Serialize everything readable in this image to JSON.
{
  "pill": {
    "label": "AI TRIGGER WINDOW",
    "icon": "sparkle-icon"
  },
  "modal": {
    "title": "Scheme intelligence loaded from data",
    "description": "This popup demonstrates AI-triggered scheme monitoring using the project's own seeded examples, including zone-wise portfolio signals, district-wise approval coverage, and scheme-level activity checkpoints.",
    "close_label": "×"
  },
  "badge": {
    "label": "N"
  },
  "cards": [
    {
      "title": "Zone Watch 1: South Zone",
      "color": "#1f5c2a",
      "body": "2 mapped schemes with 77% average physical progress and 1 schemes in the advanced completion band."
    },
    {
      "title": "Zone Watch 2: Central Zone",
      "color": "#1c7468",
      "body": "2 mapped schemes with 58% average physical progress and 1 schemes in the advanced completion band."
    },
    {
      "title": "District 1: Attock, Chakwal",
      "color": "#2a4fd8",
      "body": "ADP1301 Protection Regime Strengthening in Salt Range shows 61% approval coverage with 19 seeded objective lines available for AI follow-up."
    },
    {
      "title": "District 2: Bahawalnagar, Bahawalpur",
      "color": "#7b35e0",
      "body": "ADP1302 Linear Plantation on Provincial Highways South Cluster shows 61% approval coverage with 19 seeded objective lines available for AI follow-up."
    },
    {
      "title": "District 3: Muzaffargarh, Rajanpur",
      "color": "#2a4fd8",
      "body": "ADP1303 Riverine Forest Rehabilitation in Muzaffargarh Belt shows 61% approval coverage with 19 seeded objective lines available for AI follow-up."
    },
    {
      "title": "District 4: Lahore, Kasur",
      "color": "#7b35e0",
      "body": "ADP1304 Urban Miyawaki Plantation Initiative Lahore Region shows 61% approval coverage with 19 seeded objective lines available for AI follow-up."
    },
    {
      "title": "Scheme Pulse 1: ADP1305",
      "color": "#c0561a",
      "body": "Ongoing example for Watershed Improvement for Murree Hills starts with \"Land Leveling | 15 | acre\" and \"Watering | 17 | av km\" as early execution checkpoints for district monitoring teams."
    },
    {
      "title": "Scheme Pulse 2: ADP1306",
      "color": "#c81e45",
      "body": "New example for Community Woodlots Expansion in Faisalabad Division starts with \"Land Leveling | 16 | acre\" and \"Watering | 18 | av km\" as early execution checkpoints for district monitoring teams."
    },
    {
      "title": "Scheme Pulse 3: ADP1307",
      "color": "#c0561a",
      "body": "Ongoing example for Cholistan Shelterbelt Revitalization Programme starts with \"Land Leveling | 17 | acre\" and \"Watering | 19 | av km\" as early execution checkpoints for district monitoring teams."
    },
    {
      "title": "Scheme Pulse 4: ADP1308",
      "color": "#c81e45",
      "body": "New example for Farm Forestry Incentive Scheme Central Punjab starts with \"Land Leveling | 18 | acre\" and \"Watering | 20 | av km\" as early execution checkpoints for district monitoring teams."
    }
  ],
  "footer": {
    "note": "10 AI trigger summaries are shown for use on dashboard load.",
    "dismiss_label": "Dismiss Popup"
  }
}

------------------------------------

■ **Given instruction**:
Write out every line of the records exactly.

■ **Full output**:
Serialize everything readable in this image to JSON.
{
  "pill": {
    "label": "AI TRIGGER WINDOW",
    "icon": "sparkle-icon"
  },
  "modal": {
    "title": "Scheme intelligence loaded from data",
    "description": "This popup demonstrates AI-triggered scheme monitoring using the project's own seeded examples, including zone-wise portfolio signals, district-wise approval coverage, and scheme-level activity checkpoints.",
    "close_label": "×"
  },
  "badge": {
    "label": "N"
  },
  "cards": [
    {
      "title": "Zone Watch 1: South Zone",
      "color": "#1f5c2a",
      "body": "2 mapped schemes with 77% average physical progress and 1 schemes in the advanced completion band."
    },
    {
      "title": "Zone Watch 2: Central Zone",
      "color": "#1c7468",
      "body": "2 mapped schemes with 58% average physical progress and 1 schemes in the advanced completion band."
    },
    {
      "title": "District 1: Attock, Chakwal",
      "color": "#2a4fd8",
      "body": "ADP1301 Protection Regime Strengthening in Salt Range shows 61% approval coverage with 19 seeded objective lines available for AI follow-up."
    },
    {
      "title": "District 2: Bahawalnagar, Bahawalpur",
      "color": "#7b35e0",
      "body": "ADP1302 Linear Plantation on Provincial Highways South Cluster shows 61% approval coverage with 19 seeded objective lines available for AI follow-up."
    },
    {
      "title": "District 3: Muzaffargarh, Rajanpur",
      "color": "#2a4fd8",
      "body": "ADP1303 Riverine Forest Rehabilitation in Muzaffargarh Belt shows 61% approval coverage with 19 seeded objective lines available for AI follow-up."
    },
    {
      "title": "District 4: Lahore, Kasur",
      "color": "#7b35e0",
      "body": "ADP1304 Urban Miyawaki Plantation Initiative Lahore Region shows 61% approval coverage with 19 seeded objective lines available for AI follow-up."
    },
    {
      "title": "Scheme Pulse 1: ADP1305",
      "color": "#c0561a",
      "body": "Ongoing example for Watershed Improvement for Murree Hills starts with \"Land Leveling | 15 | acre\" and \"Watering | 17 | av km\" as early execution checkpoints for district monitoring teams."
    },
    {
      "title": "Scheme Pulse 2: ADP1306",
      "color": "#c81e45",
      "body": "New example for Community Woodlots Expansion in Faisalabad Division starts with \"Land Leveling | 16 | acre\" and \"Watering | 18 | av km\" as early execution checkpoints for district monitoring teams."
    },
    {
      "title": "Scheme Pulse 3: ADP1307",
      "color": "#c0561a",
      "body": "Ongoing example for Cholistan Shelterbelt Revitalization Programme starts with \"Land Leveling | 17 | acre\" and \"Watering | 19 | av km\" as early execution checkpoints for district monitoring teams."
    },
    {
      "title": "Scheme Pulse 4: ADP1308",
      "color": "#c81e45",
      "body": "New example for Farm Forestry Incentive Scheme Central Punjab starts with \"Land Leveling | 18 | acre\" and \"Watering | 20 | av km\" as early execution checkpoints for district monitoring teams."
    }
  ],
  "footer": {
    "note": "10 AI trigger summaries are shown for use on dashboard load.",
    "dismiss_label": "Dismiss Popup"
  }
}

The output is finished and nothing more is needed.